## Begin Data for this exercise

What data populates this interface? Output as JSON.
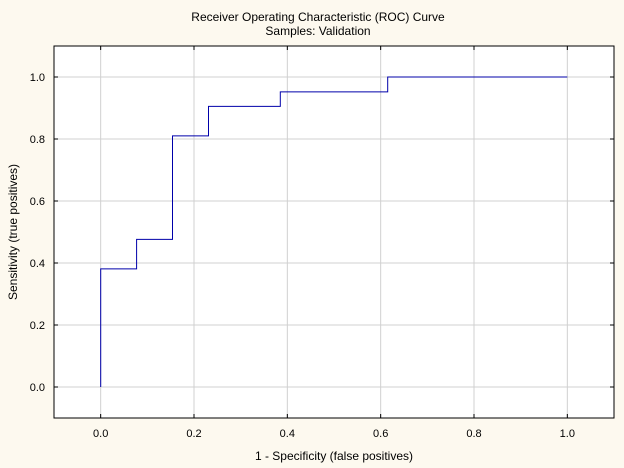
{
  "chart_data": {
    "type": "line",
    "title": "Receiver Operating Characteristic (ROC) Curve",
    "subtitle": "Samples: Validation",
    "xlabel": "1 - Specificity (false positives)",
    "ylabel": "Sensitivity (true positives)",
    "xlim": [
      -0.1,
      1.1
    ],
    "ylim": [
      -0.1,
      1.1
    ],
    "xticks": [
      "0.0",
      "0.2",
      "0.4",
      "0.6",
      "0.8",
      "1.0"
    ],
    "yticks": [
      "0.0",
      "0.2",
      "0.4",
      "0.6",
      "0.8",
      "1.0"
    ],
    "grid": true,
    "line_style": "step",
    "colors": {
      "line": "#0000aa",
      "grid": "#d0d0d0",
      "background": "#fdf9ef",
      "plot_area": "#ffffff"
    },
    "series": [
      {
        "x": [
          0.0,
          0.0,
          0.077,
          0.077,
          0.154,
          0.154,
          0.231,
          0.231,
          0.385,
          0.385,
          0.615,
          0.615,
          1.0
        ],
        "y": [
          0.0,
          0.381,
          0.381,
          0.476,
          0.476,
          0.81,
          0.81,
          0.905,
          0.905,
          0.952,
          0.952,
          1.0,
          1.0
        ]
      }
    ]
  }
}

## End Data for this exercise

**Work to complete**
Make an exact copy of the listing above. Do not include the pictures.

**Output of the exercise**
What data populates this interface? Output as JSON.
{
  "chart_data": {
    "type": "line",
    "title": "Receiver Operating Characteristic (ROC) Curve",
    "subtitle": "Samples: Validation",
    "xlabel": "1 - Specificity (false positives)",
    "ylabel": "Sensitivity (true positives)",
    "xlim": [
      -0.1,
      1.1
    ],
    "ylim": [
      -0.1,
      1.1
    ],
    "xticks": [
      "0.0",
      "0.2",
      "0.4",
      "0.6",
      "0.8",
      "1.0"
    ],
    "yticks": [
      "0.0",
      "0.2",
      "0.4",
      "0.6",
      "0.8",
      "1.0"
    ],
    "grid": true,
    "line_style": "step",
    "colors": {
      "line": "#0000aa",
      "grid": "#d0d0d0",
      "background": "#fdf9ef",
      "plot_area": "#ffffff"
    },
    "series": [
      {
        "x": [
          0.0,
          0.0,
          0.077,
          0.077,
          0.154,
          0.154,
          0.231,
          0.231,
          0.385,
          0.385,
          0.615,
          0.615,
          1.0
        ],
        "y": [
          0.0,
          0.381,
          0.381,
          0.476,
          0.476,
          0.81,
          0.81,
          0.905,
          0.905,
          0.952,
          0.952,
          1.0,
          1.0
        ]
      }
    ]
  }
}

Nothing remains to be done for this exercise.